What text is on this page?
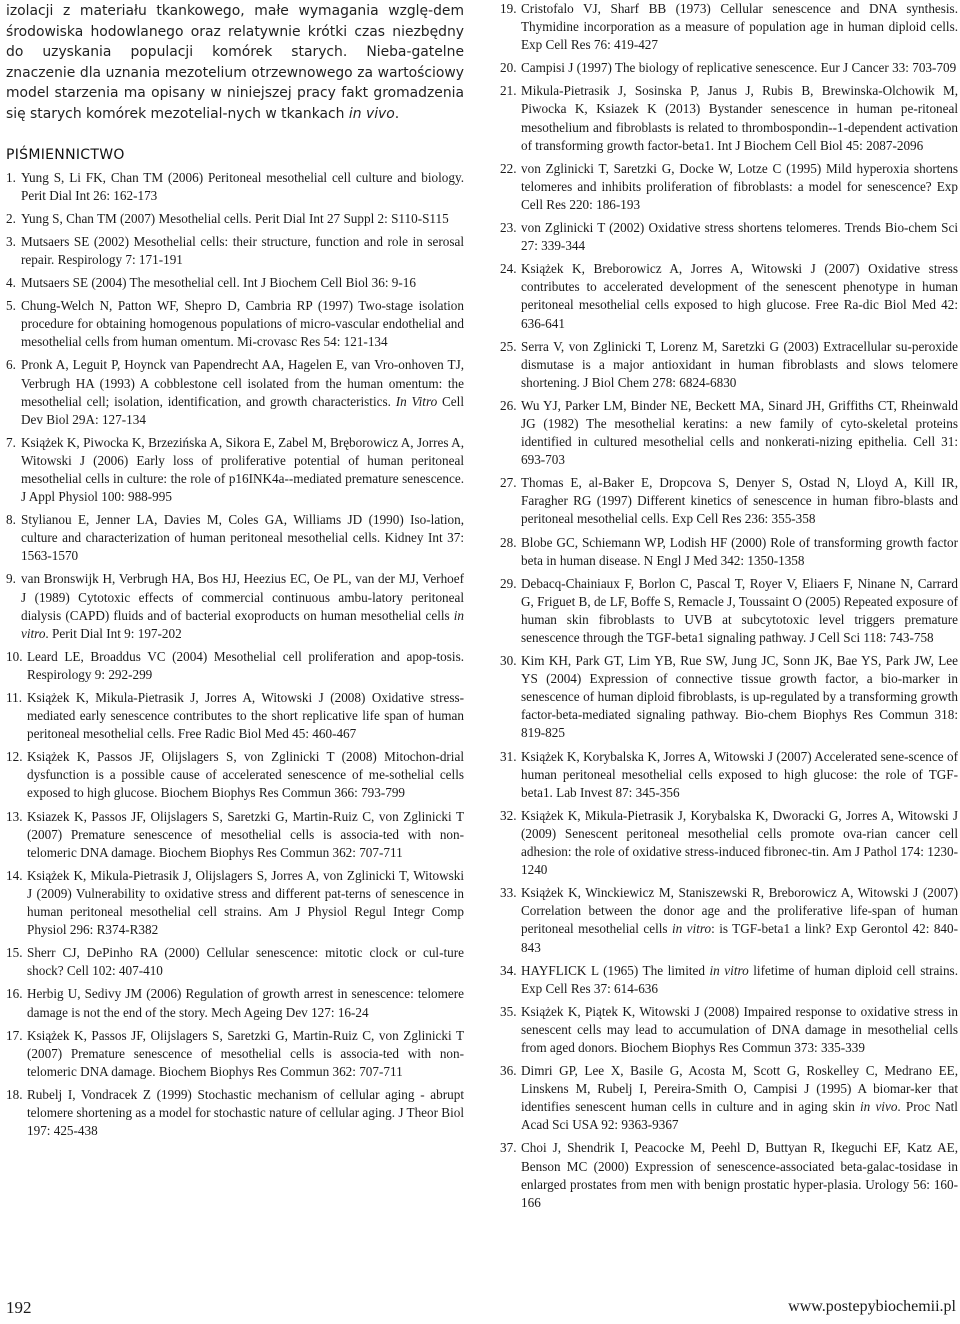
izolacji z materiału tkankowego, małe wymagania wzglę-dem środowiska hodowlanego oraz relatywnie krótki czas niezbędny do uzyskania populacji komórek starych. Nieba-gatelne znaczenie dla uznania mezotelium otrzewnowego za wartościowy model starzenia ma opisany w niniejszej pracy fakt gromadzenia się starych komórek mezotelial-nych w tkankach in vivo.

PIŚMIENNICTWO
1. Yung S, Li FK, Chan TM (2006) Peritoneal mesothelial cell culture and biology. Perit Dial Int 26: 162-173
2. Yung S, Chan TM (2007) Mesothelial cells. Perit Dial Int 27 Suppl 2: S110-S115
3. Mutsaers SE (2002) Mesothelial cells: their structure, function and role in serosal repair. Respirology 7: 171-191
4. Mutsaers SE (2004) The mesothelial cell. Int J Biochem Cell Biol 36: 9-16
5. Chung-Welch N, Patton WF, Shepro D, Cambria RP (1997) Two-stage isolation procedure for obtaining homogenous populations of micro-vascular endothelial and mesothelial cells from human omentum. Mi-crovasc Res 54: 121-134
6. Pronk A, Leguit P, Hoynck van Papendrecht AA, Hagelen E, van Vro-onhoven TJ, Verbrugh HA (1993) A cobblestone cell isolated from the human omentum: the mesothelial cell; isolation, identification, and growth characteristics. In Vitro Cell Dev Biol 29A: 127-134
7. Książek K, Piwocka K, Brzezińska A, Sikora E, Zabel M, Bręborowicz A, Jorres A, Witowski J (2006) Early loss of proliferative potential of human peritoneal mesothelial cells in culture: the role of p16INK4a--mediated premature senescence. J Appl Physiol 100: 988-995
8. Stylianou E, Jenner LA, Davies M, Coles GA, Williams JD (1990) Iso-lation, culture and characterization of human peritoneal mesothelial cells. Kidney Int 37: 1563-1570
9. van Bronswijk H, Verbrugh HA, Bos HJ, Heezius EC, Oe PL, van der MJ, Verhoef J (1989) Cytotoxic effects of commercial continuous ambu-latory peritoneal dialysis (CAPD) fluids and of bacterial exoproducts on human mesothelial cells in vitro. Perit Dial Int 9: 197-202
10. Leard LE, Broaddus VC (2004) Mesothelial cell proliferation and apop-tosis. Respirology 9: 292-299
11. Książek K, Mikula-Pietrasik J, Jorres A, Witowski J (2008) Oxidative stress-mediated early senescence contributes to the short replicative life span of human peritoneal mesothelial cells. Free Radic Biol Med 45: 460-467
12. Książek K, Passos JF, Olijslagers S, von Zglinicki T (2008) Mitochon-drial dysfunction is a possible cause of accelerated senescence of me-sothelial cells exposed to high glucose. Biochem Biophys Res Commun 366: 793-799
13. Ksiazek K, Passos JF, Olijslagers S, Saretzki G, Martin-Ruiz C, von Zglinicki T (2007) Premature senescence of mesothelial cells is associa-ted with non-telomeric DNA damage. Biochem Biophys Res Commun 362: 707-711
14. Książek K, Mikula-Pietrasik J, Olijslagers S, Jorres A, von Zglinicki T, Witowski J (2009) Vulnerability to oxidative stress and different pat-terns of senescence in human peritoneal mesothelial cell strains. Am J Physiol Regul Integr Comp Physiol 296: R374-R382
15. Sherr CJ, DePinho RA (2000) Cellular senescence: mitotic clock or cul-ture shock? Cell 102: 407-410
16. Herbig U, Sedivy JM (2006) Regulation of growth arrest in senescence: telomere damage is not the end of the story. Mech Ageing Dev 127: 16-24
17. Książek K, Passos JF, Olijslagers S, Saretzki G, Martin-Ruiz C, von Zglinicki T (2007) Premature senescence of mesothelial cells is associa-ted with non-telomeric DNA damage. Biochem Biophys Res Commun 362: 707-711
18. Rubelj I, Vondracek Z (1999) Stochastic mechanism of cellular aging - abrupt telomere shortening as a model for stochastic nature of cellular aging. J Theor Biol 197: 425-438
19. Cristofalo VJ, Sharf BB (1973) Cellular senescence and DNA synthesis. Thymidine incorporation as a measure of population age in human diploid cells. Exp Cell Res 76: 419-427
20. Campisi J (1997) The biology of replicative senescence. Eur J Cancer 33: 703-709
21. Mikula-Pietrasik J, Sosinska P, Janus J, Rubis B, Brewinska-Olchowik M, Piwocka K, Ksiazek K (2013) Bystander senescence in human pe-ritoneal mesothelium and fibroblasts is related to thrombospondin--1-dependent activation of transforming growth factor-beta1. Int J Biochem Cell Biol 45: 2087-2096
22. von Zglinicki T, Saretzki G, Docke W, Lotze C (1995) Mild hyperoxia shortens telomeres and inhibits proliferation of fibroblasts: a model for senescence? Exp Cell Res 220: 186-193
23. von Zglinicki T (2002) Oxidative stress shortens telomeres. Trends Bio-chem Sci 27: 339-344
24. Książek K, Breborowicz A, Jorres A, Witowski J (2007) Oxidative stress contributes to accelerated development of the senescent phenotype in human peritoneal mesothelial cells exposed to high glucose. Free Ra-dic Biol Med 42: 636-641
25. Serra V, von Zglinicki T, Lorenz M, Saretzki G (2003) Extracellular su-peroxide dismutase is a major antioxidant in human fibroblasts and slows telomere shortening. J Biol Chem 278: 6824-6830
26. Wu YJ, Parker LM, Binder NE, Beckett MA, Sinard JH, Griffiths CT, Rheinwald JG (1982) The mesothelial keratins: a new family of cyto-skeletal proteins identified in cultured mesothelial cells and nonkerati-nizing epithelia. Cell 31: 693-703
27. Thomas E, al-Baker E, Dropcova S, Denyer S, Ostad N, Lloyd A, Kill IR, Faragher RG (1997) Different kinetics of senescence in human fibro-blasts and peritoneal mesothelial cells. Exp Cell Res 236: 355-358
28. Blobe GC, Schiemann WP, Lodish HF (2000) Role of transforming growth factor beta in human disease. N Engl J Med 342: 1350-1358
29. Debacq-Chainiaux F, Borlon C, Pascal T, Royer V, Eliaers F, Ninane N, Carrard G, Friguet B, de LF, Boffe S, Remacle J, Toussaint O (2005) Repeated exposure of human skin fibroblasts to UVB at subcytotoxic level triggers premature senescence through the TGF-beta1 signaling pathway. J Cell Sci 118: 743-758
30. Kim KH, Park GT, Lim YB, Rue SW, Jung JC, Sonn JK, Bae YS, Park JW, Lee YS (2004) Expression of connective tissue growth factor, a bio-marker in senescence of human diploid fibroblasts, is up-regulated by a transforming growth factor-beta-mediated signaling pathway. Bio-chem Biophys Res Commun 318: 819-825
31. Książek K, Korybalska K, Jorres A, Witowski J (2007) Accelerated sene-scence of human peritoneal mesothelial cells exposed to high glucose: the role of TGF-beta1. Lab Invest 87: 345-356
32. Książek K, Mikula-Pietrasik J, Korybalska K, Dworacki G, Jorres A, Witowski J (2009) Senescent peritoneal mesothelial cells promote ova-rian cancer cell adhesion: the role of oxidative stress-induced fibronec-tin. Am J Pathol 174: 1230-1240
33. Książek K, Winckiewicz M, Staniszewski R, Breborowicz A, Witowski J (2007) Correlation between the donor age and the proliferative life-span of human peritoneal mesothelial cells in vitro: is TGF-beta1 a link? Exp Gerontol 42: 840-843
34. HAYFLICK L (1965) The limited in vitro lifetime of human diploid cell strains. Exp Cell Res 37: 614-636
35. Książek K, Piątek K, Witowski J (2008) Impaired response to oxidative stress in senescent cells may lead to accumulation of DNA damage in mesothelial cells from aged donors. Biochem Biophys Res Commun 373: 335-339
36. Dimri GP, Lee X, Basile G, Acosta M, Scott G, Roskelley C, Medrano EE, Linskens M, Rubelj I, Pereira-Smith O, Campisi J (1995) A biomar-ker that identifies senescent human cells in culture and in aging skin in vivo. Proc Natl Acad Sci USA 92: 9363-9367
37. Choi J, Shendrik I, Peacocke M, Peehl D, Buttyan R, Ikeguchi EF, Katz AE, Benson MC (2000) Expression of senescence-associated beta-galac-tosidase in enlarged prostates from men with benign prostatic hyper-plasia. Urology 56: 160-166
192	www.postepybiochemii.pl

******

[TASK REQUIREMENTS] Read the entries above, then pull out the lines that include "proliferation".

[TASK RESPONSE]
10. Leard LE, Broaddus VC (2004) Mesothelial cell proliferation and apop-tosis. Respirology 9: 292-299
22. von Zglinicki T, Saretzki G, Docke W, Lotze C (1995) Mild hyperoxia shortens telomeres and inhibits proliferation of fibroblasts: a model for senescence? Exp Cell Res 220: 186-193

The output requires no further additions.